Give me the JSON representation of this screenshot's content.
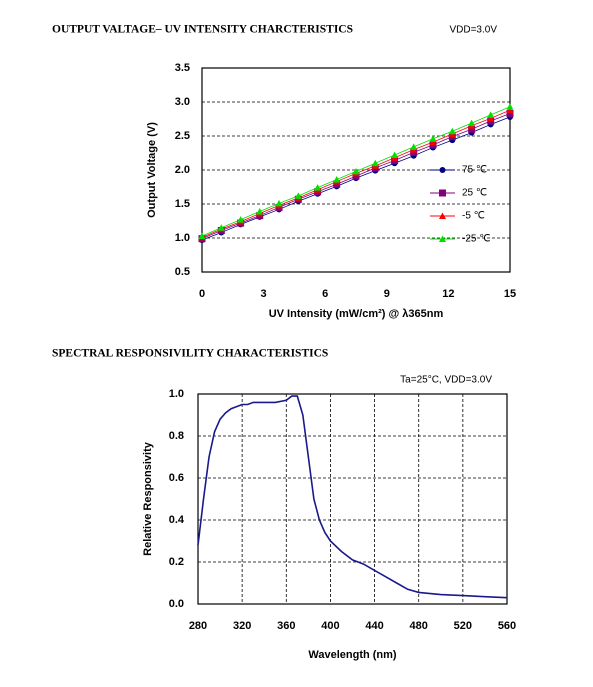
{
  "chart_data": [
    {
      "type": "line",
      "title": "OUTPUT VALTAGE– UV INTENSITY CHARCTERISTICS",
      "annotation": "VDD=3.0V",
      "x_label": "UV Intensity (mW/cm²) @ λ365nm",
      "y_label": "Output Voltage (V)",
      "x": [
        0,
        0.94,
        1.88,
        2.81,
        3.75,
        4.69,
        5.63,
        6.56,
        7.5,
        8.44,
        9.38,
        10.31,
        11.25,
        12.19,
        13.13,
        14.06,
        15
      ],
      "series": [
        {
          "name": "75 ℃",
          "color": "#000080",
          "marker": "circle",
          "values": [
            0.97,
            1.08,
            1.2,
            1.31,
            1.42,
            1.54,
            1.65,
            1.76,
            1.88,
            1.99,
            2.1,
            2.21,
            2.33,
            2.44,
            2.55,
            2.67,
            2.78
          ]
        },
        {
          "name": "25 ℃",
          "color": "#800080",
          "marker": "square",
          "values": [
            0.99,
            1.11,
            1.22,
            1.33,
            1.45,
            1.57,
            1.68,
            1.79,
            1.91,
            2.03,
            2.14,
            2.26,
            2.37,
            2.49,
            2.6,
            2.72,
            2.83
          ]
        },
        {
          "name": "-5 ℃",
          "color": "#ff0000",
          "marker": "triangle",
          "values": [
            1.01,
            1.13,
            1.24,
            1.36,
            1.48,
            1.59,
            1.71,
            1.83,
            1.95,
            2.06,
            2.18,
            2.3,
            2.41,
            2.53,
            2.65,
            2.76,
            2.88
          ]
        },
        {
          "name": "-25 ℃",
          "color": "#00e000",
          "marker": "triangle",
          "values": [
            1.03,
            1.15,
            1.27,
            1.39,
            1.51,
            1.62,
            1.74,
            1.86,
            1.98,
            2.1,
            2.22,
            2.34,
            2.46,
            2.57,
            2.69,
            2.81,
            2.93
          ]
        }
      ],
      "xlim": [
        0,
        15
      ],
      "xticks": [
        0,
        3,
        6,
        9,
        12,
        15
      ],
      "ylim": [
        0.5,
        3.5
      ],
      "yticks": [
        0.5,
        {
          "value": 1,
          "label": "1.0"
        },
        1.5,
        {
          "value": 2,
          "label": "2.0"
        },
        2.5,
        {
          "value": 3,
          "label": "3.0"
        },
        3.5
      ],
      "grid": "y",
      "legend": "right"
    },
    {
      "type": "line",
      "title": "SPECTRAL RESPONSIVILITY CHARACTERISTICS",
      "annotation": "Ta=25°C, VDD=3.0V",
      "x_label": "Wavelength (nm)",
      "y_label": "Relative Responsivity",
      "x": [
        280,
        285,
        290,
        295,
        300,
        305,
        310,
        315,
        320,
        325,
        330,
        340,
        350,
        360,
        365,
        370,
        375,
        380,
        385,
        390,
        395,
        400,
        410,
        420,
        430,
        440,
        450,
        460,
        470,
        480,
        500,
        520,
        540,
        560
      ],
      "series": [
        {
          "color": "#1a1a8c",
          "values": [
            0.28,
            0.5,
            0.7,
            0.82,
            0.88,
            0.91,
            0.93,
            0.94,
            0.95,
            0.95,
            0.96,
            0.96,
            0.96,
            0.97,
            0.99,
            0.99,
            0.9,
            0.7,
            0.5,
            0.4,
            0.34,
            0.3,
            0.25,
            0.21,
            0.19,
            0.16,
            0.13,
            0.1,
            0.07,
            0.055,
            0.045,
            0.04,
            0.035,
            0.03
          ]
        }
      ],
      "xlim": [
        280,
        560
      ],
      "xticks": [
        280,
        320,
        360,
        400,
        440,
        480,
        520,
        560
      ],
      "ylim": [
        0,
        1
      ],
      "yticks": [
        {
          "value": 0,
          "label": "0.0"
        },
        0.2,
        0.4,
        0.6,
        0.8,
        {
          "value": 1,
          "label": "1.0"
        }
      ],
      "grid": "both"
    }
  ]
}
***
Job ::
Pick out the lines containing the string "annotation".

Finished answer ::
      "annotation": "VDD=3.0V",
      "annotation": "Ta=25°C, VDD=3.0V",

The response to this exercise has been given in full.